* [Instructions for the task] An unchanged copy of all the lines below is expected, and it should contain no pictures.

··· Source data

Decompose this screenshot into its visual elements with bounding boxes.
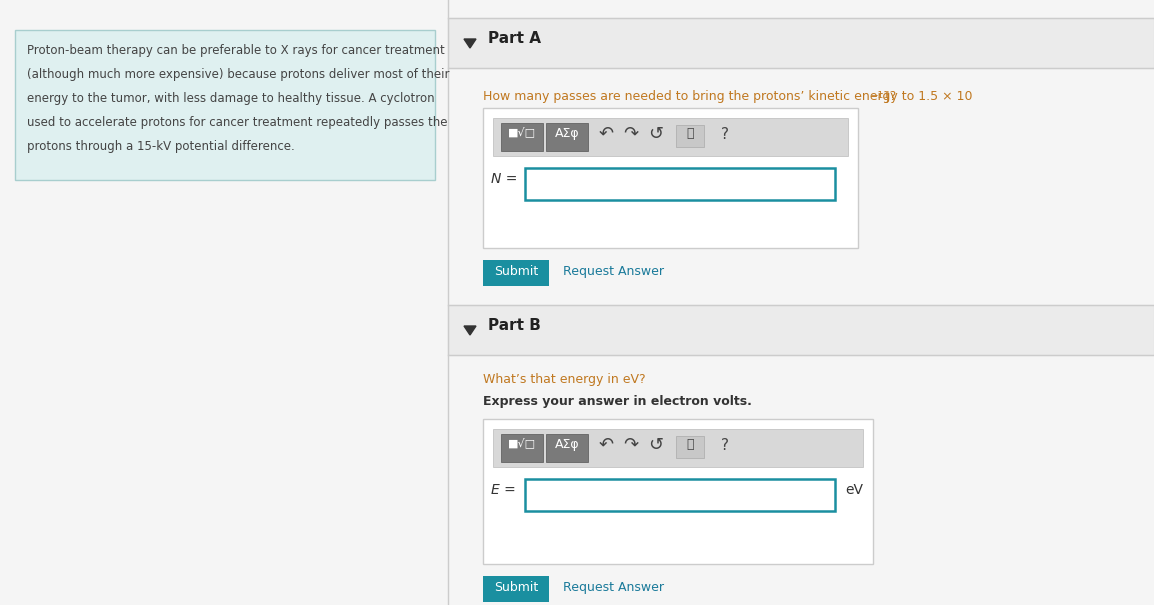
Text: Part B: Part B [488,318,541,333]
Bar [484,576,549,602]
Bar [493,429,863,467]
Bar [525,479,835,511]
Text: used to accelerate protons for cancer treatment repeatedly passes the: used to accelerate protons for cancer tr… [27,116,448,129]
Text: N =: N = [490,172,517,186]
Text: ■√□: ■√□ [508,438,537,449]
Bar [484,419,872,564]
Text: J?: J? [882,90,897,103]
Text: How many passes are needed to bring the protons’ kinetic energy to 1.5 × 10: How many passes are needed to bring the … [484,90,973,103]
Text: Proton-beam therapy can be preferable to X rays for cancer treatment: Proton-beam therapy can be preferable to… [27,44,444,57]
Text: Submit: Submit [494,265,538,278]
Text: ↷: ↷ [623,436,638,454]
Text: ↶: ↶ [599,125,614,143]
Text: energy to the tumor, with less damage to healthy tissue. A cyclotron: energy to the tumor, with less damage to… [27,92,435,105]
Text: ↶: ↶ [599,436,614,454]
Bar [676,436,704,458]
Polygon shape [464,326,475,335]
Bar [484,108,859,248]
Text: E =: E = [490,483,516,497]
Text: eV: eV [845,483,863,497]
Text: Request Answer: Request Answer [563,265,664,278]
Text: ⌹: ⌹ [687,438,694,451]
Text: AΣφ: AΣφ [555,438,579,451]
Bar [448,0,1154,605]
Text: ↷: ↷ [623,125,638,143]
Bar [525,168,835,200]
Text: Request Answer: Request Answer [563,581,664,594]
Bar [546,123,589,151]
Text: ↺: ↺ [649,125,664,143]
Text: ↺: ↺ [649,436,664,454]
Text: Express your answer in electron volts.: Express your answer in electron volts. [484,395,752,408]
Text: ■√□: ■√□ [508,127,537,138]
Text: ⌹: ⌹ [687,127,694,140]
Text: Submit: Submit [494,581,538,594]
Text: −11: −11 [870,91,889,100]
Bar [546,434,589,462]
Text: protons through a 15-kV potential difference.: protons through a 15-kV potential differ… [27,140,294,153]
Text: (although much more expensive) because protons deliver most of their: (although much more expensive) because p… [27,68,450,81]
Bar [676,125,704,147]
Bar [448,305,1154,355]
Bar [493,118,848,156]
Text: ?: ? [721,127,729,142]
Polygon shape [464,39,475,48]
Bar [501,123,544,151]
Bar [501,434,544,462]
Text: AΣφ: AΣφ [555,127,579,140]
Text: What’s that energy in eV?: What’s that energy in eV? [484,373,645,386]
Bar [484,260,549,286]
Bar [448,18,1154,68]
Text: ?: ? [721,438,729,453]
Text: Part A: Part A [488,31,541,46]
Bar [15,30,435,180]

······

* [Result]
Decompose this screenshot into its visual elements with bounding boxes.
Text: Part B: Part B [488,318,541,333]
Bar [484,576,549,602]
Bar [493,429,863,467]
Bar [525,479,835,511]
Text: used to accelerate protons for cancer treatment repeatedly passes the: used to accelerate protons for cancer tr… [27,116,448,129]
Text: N =: N = [490,172,517,186]
Text: ■√□: ■√□ [508,438,537,449]
Bar [484,419,872,564]
Text: J?: J? [882,90,897,103]
Text: How many passes are needed to bring the protons’ kinetic energy to 1.5 × 10: How many passes are needed to bring the … [484,90,973,103]
Text: Proton-beam therapy can be preferable to X rays for cancer treatment: Proton-beam therapy can be preferable to… [27,44,444,57]
Text: Submit: Submit [494,265,538,278]
Text: ↷: ↷ [623,436,638,454]
Text: ↶: ↶ [599,125,614,143]
Text: energy to the tumor, with less damage to healthy tissue. A cyclotron: energy to the tumor, with less damage to… [27,92,435,105]
Text: ↶: ↶ [599,436,614,454]
Bar [676,436,704,458]
Polygon shape [464,326,475,335]
Bar [484,108,859,248]
Text: E =: E = [490,483,516,497]
Text: eV: eV [845,483,863,497]
Text: Request Answer: Request Answer [563,265,664,278]
Text: ⌹: ⌹ [687,438,694,451]
Text: AΣφ: AΣφ [555,438,579,451]
Bar [448,0,1154,605]
Text: ↷: ↷ [623,125,638,143]
Bar [525,168,835,200]
Text: Request Answer: Request Answer [563,581,664,594]
Bar [546,123,589,151]
Text: ↺: ↺ [649,125,664,143]
Text: ↺: ↺ [649,436,664,454]
Text: Express your answer in electron volts.: Express your answer in electron volts. [484,395,752,408]
Text: ■√□: ■√□ [508,127,537,138]
Text: ⌹: ⌹ [687,127,694,140]
Text: Submit: Submit [494,581,538,594]
Text: −11: −11 [870,91,889,100]
Bar [546,434,589,462]
Text: protons through a 15-kV potential difference.: protons through a 15-kV potential differ… [27,140,294,153]
Text: (although much more expensive) because protons deliver most of their: (although much more expensive) because p… [27,68,450,81]
Bar [676,125,704,147]
Bar [448,305,1154,355]
Bar [493,118,848,156]
Text: ?: ? [721,127,729,142]
Polygon shape [464,39,475,48]
Bar [501,123,544,151]
Bar [501,434,544,462]
Text: AΣφ: AΣφ [555,127,579,140]
Text: What’s that energy in eV?: What’s that energy in eV? [484,373,645,386]
Bar [484,260,549,286]
Bar [448,18,1154,68]
Text: ?: ? [721,438,729,453]
Text: Part A: Part A [488,31,541,46]
Bar [15,30,435,180]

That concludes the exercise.